=== Exercise ===
From the line containing "What data populates" to the end of the data, retype every line exactly and nothing else. Drop the pictures.

═══ Data lines ═══

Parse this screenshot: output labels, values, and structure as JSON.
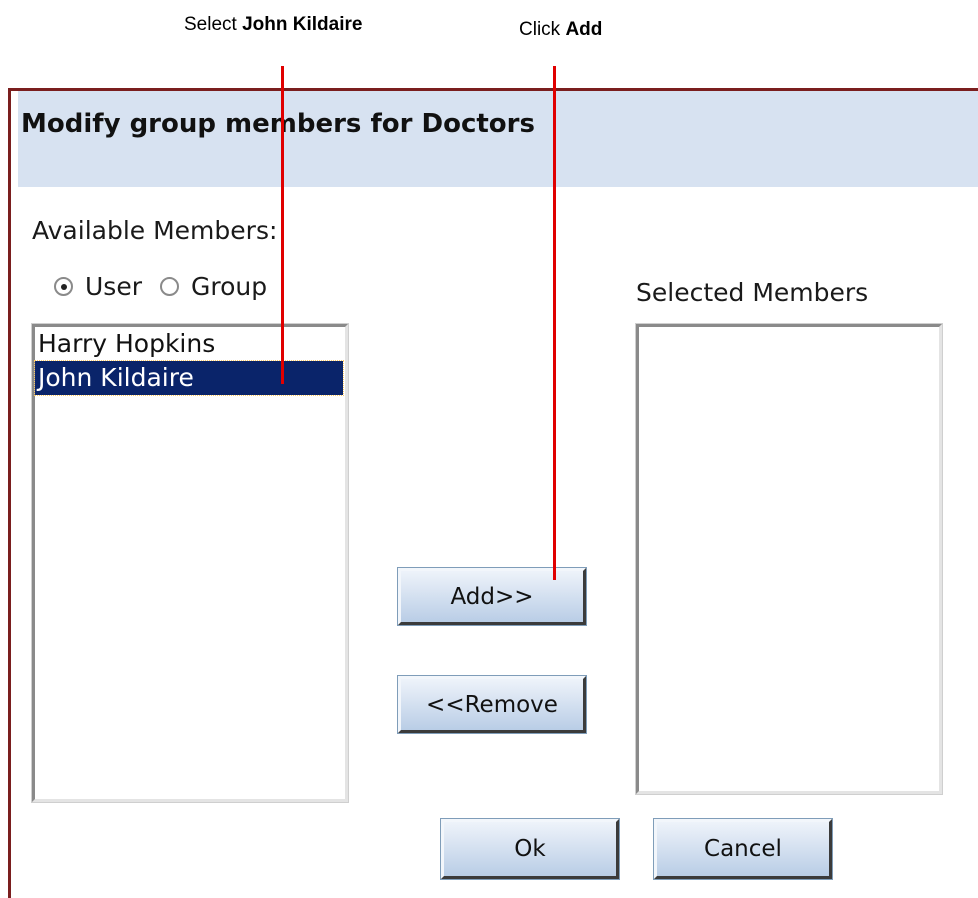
{
  "callouts": {
    "select": {
      "prefix": "Select ",
      "bold": "John Kildaire"
    },
    "add": {
      "prefix": "Click ",
      "bold": "Add"
    }
  },
  "dialog": {
    "title": "Modify group members for Doctors",
    "available_label": "Available Members:",
    "selected_label": "Selected Members",
    "member_type": {
      "options": [
        {
          "label": "User",
          "checked": true
        },
        {
          "label": "Group",
          "checked": false
        }
      ]
    },
    "available_members": [
      {
        "name": "Harry Hopkins",
        "selected": false
      },
      {
        "name": "John Kildaire",
        "selected": true
      }
    ],
    "selected_members": [],
    "buttons": {
      "add": "Add>>",
      "remove": "<<Remove",
      "ok": "Ok",
      "cancel": "Cancel"
    }
  },
  "colors": {
    "header_bg": "#d7e2f1",
    "selection_bg": "#0a246a",
    "pointer": "#e00000",
    "dialog_border": "#7a1e1e"
  }
}
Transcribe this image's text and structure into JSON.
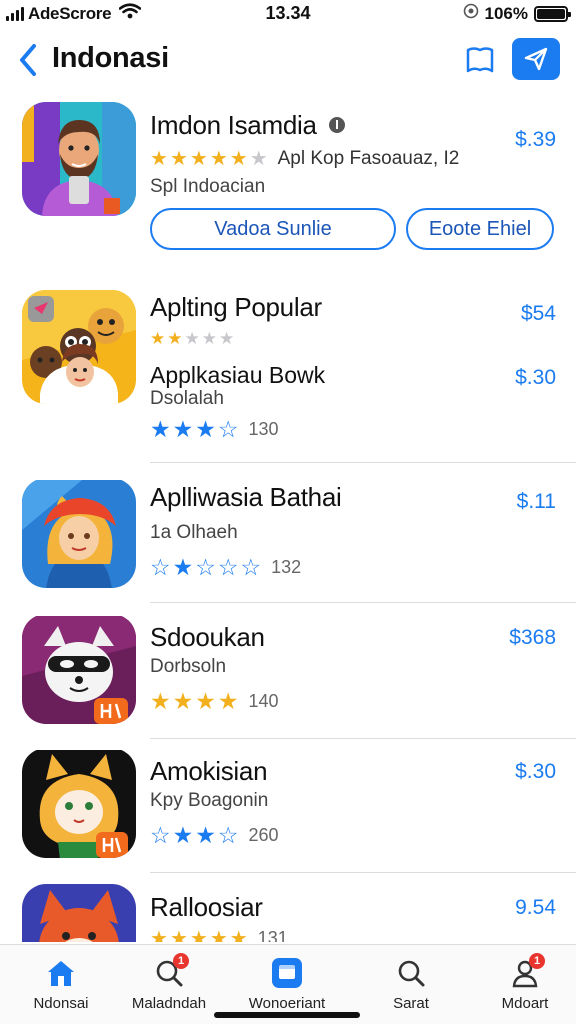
{
  "status_bar": {
    "carrier": "AdeScrore",
    "time": "13.34",
    "battery": "106%"
  },
  "nav": {
    "title": "Indonasi",
    "back_icon": "chevron-left-icon",
    "bookmark_icon": "book-icon",
    "share_icon": "paper-plane-icon"
  },
  "apps": [
    {
      "name": "Imdon Isamdia",
      "price": "$.39",
      "rating_line": "Apl Kop Fasoauaz, I2",
      "rating_stars": 5,
      "subtitle": "Spl Indoacian",
      "buttons": [
        "Vadoa Sunlie",
        "Eoote Ehiel"
      ]
    },
    {
      "name": "Aplting Popular",
      "price": "$54",
      "rating_stars": 2,
      "second_name": "Applkasiau Bowk",
      "second_price": "$.30",
      "subtitle": "Dsolalah",
      "second_stars": 4,
      "count": "130"
    },
    {
      "name": "Aplliwasia Bathai",
      "price": "$.11",
      "subtitle": "1a Olhaeh",
      "rating_stars": 2,
      "count": "132"
    },
    {
      "name": "Sdooukan",
      "price": "$368",
      "subtitle": "Dorbsoln",
      "rating_stars": 4,
      "count": "140"
    },
    {
      "name": "Amokisian",
      "price": "$.30",
      "subtitle": "Kpy Boagonin",
      "rating_stars": 4,
      "count": "260"
    },
    {
      "name": "Ralloosiar",
      "price": "9.54",
      "rating_stars": 5,
      "count": "131"
    }
  ],
  "tabs": [
    {
      "label": "Ndonsai",
      "icon": "home-icon",
      "badge": ""
    },
    {
      "label": "Maladndah",
      "icon": "search-icon",
      "badge": "1"
    },
    {
      "label": "Wonoeriant",
      "icon": "apps-icon",
      "badge": ""
    },
    {
      "label": "Sarat",
      "icon": "search-icon",
      "badge": ""
    },
    {
      "label": "Mdoart",
      "icon": "person-icon",
      "badge": "1"
    }
  ],
  "colors": {
    "accent": "#1b7bf0",
    "star_gold": "#f2b01e",
    "star_grey": "#c7c7cc",
    "badge_red": "#e8362e"
  }
}
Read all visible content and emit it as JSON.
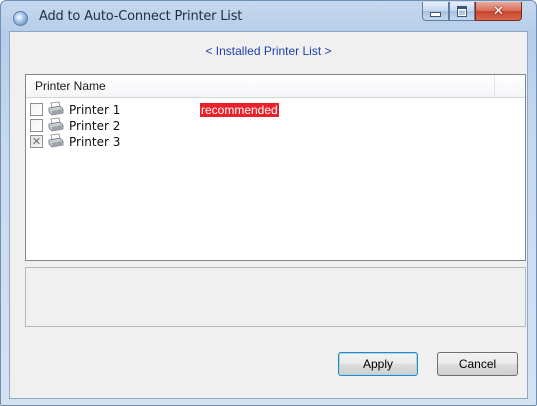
{
  "window": {
    "title": "Add to Auto-Connect Printer List",
    "controls": {
      "minimize": "minimize",
      "maximize": "maximize",
      "close": "✕"
    }
  },
  "list_heading": "< Installed Printer List >",
  "table": {
    "columns": [
      "Printer Name"
    ],
    "rows": [
      {
        "name": "Printer 1",
        "checked": false,
        "badge": "recommended"
      },
      {
        "name": "Printer 2",
        "checked": false,
        "badge": ""
      },
      {
        "name": "Printer 3",
        "checked": true,
        "badge": ""
      }
    ]
  },
  "buttons": {
    "apply": "Apply",
    "cancel": "Cancel"
  },
  "colors": {
    "badge_bg": "#e8212b",
    "heading_text": "#1f3fae"
  },
  "icons": {
    "app": "app-icon",
    "printer": "printer-icon"
  }
}
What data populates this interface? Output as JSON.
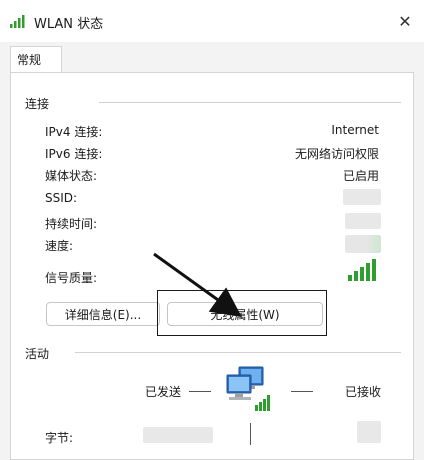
{
  "window": {
    "title": "WLAN 状态",
    "close_glyph": "✕"
  },
  "tabs": [
    {
      "label": "常规"
    }
  ],
  "connection": {
    "group_label": "连接",
    "rows": [
      {
        "label": "IPv4 连接:",
        "value": "Internet"
      },
      {
        "label": "IPv6 连接:",
        "value": "无网络访问权限"
      },
      {
        "label": "媒体状态:",
        "value": "已启用"
      },
      {
        "label": "SSID:",
        "value": ""
      },
      {
        "label": "持续时间:",
        "value": ""
      },
      {
        "label": "速度:",
        "value": ""
      }
    ],
    "signal_label": "信号质量:",
    "details_button": "详细信息(E)...",
    "wireless_props_button": "无线属性(W)"
  },
  "activity": {
    "group_label": "活动",
    "sent_label": "已发送",
    "received_label": "已接收",
    "bytes_label": "字节:"
  },
  "colors": {
    "signal_green": "#2e9e2e",
    "accent": "#0067c0"
  },
  "icons": {
    "title_icon": "wifi-signal-icon",
    "network_icon": "network-computers-icon"
  }
}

═══

=== Full answer ===
What data populates this interface? Output as JSON.
{
  "window": {
    "title": "WLAN 状态",
    "close_glyph": "✕"
  },
  "tabs": [
    {
      "label": "常规"
    }
  ],
  "connection": {
    "group_label": "连接",
    "rows": [
      {
        "label": "IPv4 连接:",
        "value": "Internet"
      },
      {
        "label": "IPv6 连接:",
        "value": "无网络访问权限"
      },
      {
        "label": "媒体状态:",
        "value": "已启用"
      },
      {
        "label": "SSID:",
        "value": ""
      },
      {
        "label": "持续时间:",
        "value": ""
      },
      {
        "label": "速度:",
        "value": ""
      }
    ],
    "signal_label": "信号质量:",
    "details_button": "详细信息(E)...",
    "wireless_props_button": "无线属性(W)"
  },
  "activity": {
    "group_label": "活动",
    "sent_label": "已发送",
    "received_label": "已接收",
    "bytes_label": "字节:"
  },
  "colors": {
    "signal_green": "#2e9e2e",
    "accent": "#0067c0"
  },
  "icons": {
    "title_icon": "wifi-signal-icon",
    "network_icon": "network-computers-icon"
  }
}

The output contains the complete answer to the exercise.